* _Task brief_:
Omit all pictures, then retype the data exactly as given.

* _Material provided_:
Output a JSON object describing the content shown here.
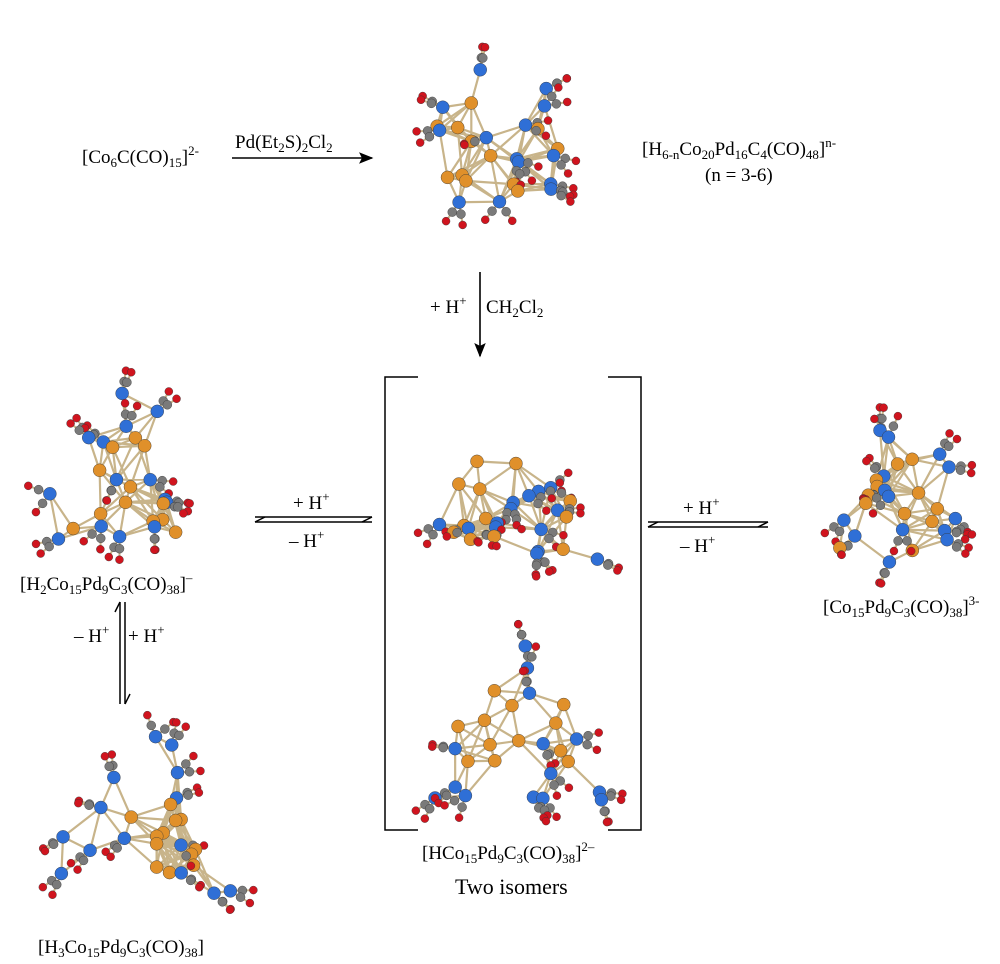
{
  "labels": {
    "start": {
      "p1": "[Co",
      "s1": "6",
      "p2": "C(CO)",
      "s2": "15",
      "p3": "]",
      "sup": "2-"
    },
    "reagent1": {
      "p1": "Pd(Et",
      "s1": "2",
      "p2": "S)",
      "s2": "2",
      "p3": "Cl",
      "s3": "2"
    },
    "top_product": {
      "p1": "[H",
      "s1": "6-n",
      "p2": "Co",
      "s2": "20",
      "p3": "Pd",
      "s3": "16",
      "p4": "C",
      "s4": "4",
      "p5": "(CO)",
      "s5": "48",
      "p6": "]",
      "sup": "n-"
    },
    "top_product_n": "(n = 3-6)",
    "down_step": {
      "p1": "+ H",
      "sup": "+",
      "p2": "CH",
      "s2": "2",
      "p3": "Cl",
      "s3": "2"
    },
    "left_eq": {
      "plus": "+ H",
      "plus_sup": "+",
      "minus": "– H",
      "minus_sup": "+"
    },
    "right_eq": {
      "plus": "+ H",
      "plus_sup": "+",
      "minus": "– H",
      "minus_sup": "+"
    },
    "vert_eq": {
      "minus": "– H",
      "minus_sup": "+",
      "plus": "+ H",
      "plus_sup": "+"
    },
    "left_mid": {
      "p1": "[H",
      "s1": "2",
      "p2": "Co",
      "s2": "15",
      "p3": "Pd",
      "s3": "9",
      "p4": "C",
      "s4": "3",
      "p5": "(CO)",
      "s5": "38",
      "p6": "]",
      "sup": "–"
    },
    "left_bottom": {
      "p1": "[H",
      "s1": "3",
      "p2": "Co",
      "s2": "15",
      "p3": "Pd",
      "s3": "9",
      "p4": "C",
      "s4": "3",
      "p5": "(CO)",
      "s5": "38",
      "p6": "]"
    },
    "center": {
      "p1": "[HCo",
      "s1": "15",
      "p2": "Pd",
      "s2": "9",
      "p3": "C",
      "s3": "3",
      "p4": "(CO)",
      "s4": "38",
      "p5": "]",
      "sup": "2–"
    },
    "center_caption": "Two isomers",
    "right": {
      "p1": "[Co",
      "s1": "15",
      "p2": "Pd",
      "s2": "9",
      "p3": "C",
      "s3": "3",
      "p4": "(CO)",
      "s4": "38",
      "p5": "]",
      "sup": "3-"
    }
  },
  "colors": {
    "cobalt": "#2f6fd6",
    "palladium": "#e0902a",
    "carbon": "#7a7a7a",
    "oxygen": "#d0141e",
    "bond": "#c8b48a"
  }
}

* _Written response_:
Output a JSON object describing the content shown here.
{
  "labels": {
    "start": {
      "p1": "[Co",
      "s1": "6",
      "p2": "C(CO)",
      "s2": "15",
      "p3": "]",
      "sup": "2-"
    },
    "reagent1": {
      "p1": "Pd(Et",
      "s1": "2",
      "p2": "S)",
      "s2": "2",
      "p3": "Cl",
      "s3": "2"
    },
    "top_product": {
      "p1": "[H",
      "s1": "6-n",
      "p2": "Co",
      "s2": "20",
      "p3": "Pd",
      "s3": "16",
      "p4": "C",
      "s4": "4",
      "p5": "(CO)",
      "s5": "48",
      "p6": "]",
      "sup": "n-"
    },
    "top_product_n": "(n = 3-6)",
    "down_step": {
      "p1": "+ H",
      "sup": "+",
      "p2": "CH",
      "s2": "2",
      "p3": "Cl",
      "s3": "2"
    },
    "left_eq": {
      "plus": "+ H",
      "plus_sup": "+",
      "minus": "– H",
      "minus_sup": "+"
    },
    "right_eq": {
      "plus": "+ H",
      "plus_sup": "+",
      "minus": "– H",
      "minus_sup": "+"
    },
    "vert_eq": {
      "minus": "– H",
      "minus_sup": "+",
      "plus": "+ H",
      "plus_sup": "+"
    },
    "left_mid": {
      "p1": "[H",
      "s1": "2",
      "p2": "Co",
      "s2": "15",
      "p3": "Pd",
      "s3": "9",
      "p4": "C",
      "s4": "3",
      "p5": "(CO)",
      "s5": "38",
      "p6": "]",
      "sup": "–"
    },
    "left_bottom": {
      "p1": "[H",
      "s1": "3",
      "p2": "Co",
      "s2": "15",
      "p3": "Pd",
      "s3": "9",
      "p4": "C",
      "s4": "3",
      "p5": "(CO)",
      "s5": "38",
      "p6": "]"
    },
    "center": {
      "p1": "[HCo",
      "s1": "15",
      "p2": "Pd",
      "s2": "9",
      "p3": "C",
      "s3": "3",
      "p4": "(CO)",
      "s4": "38",
      "p5": "]",
      "sup": "2–"
    },
    "center_caption": "Two isomers",
    "right": {
      "p1": "[Co",
      "s1": "15",
      "p2": "Pd",
      "s2": "9",
      "p3": "C",
      "s3": "3",
      "p4": "(CO)",
      "s4": "38",
      "p5": "]",
      "sup": "3-"
    }
  },
  "colors": {
    "cobalt": "#2f6fd6",
    "palladium": "#e0902a",
    "carbon": "#7a7a7a",
    "oxygen": "#d0141e",
    "bond": "#c8b48a"
  }
}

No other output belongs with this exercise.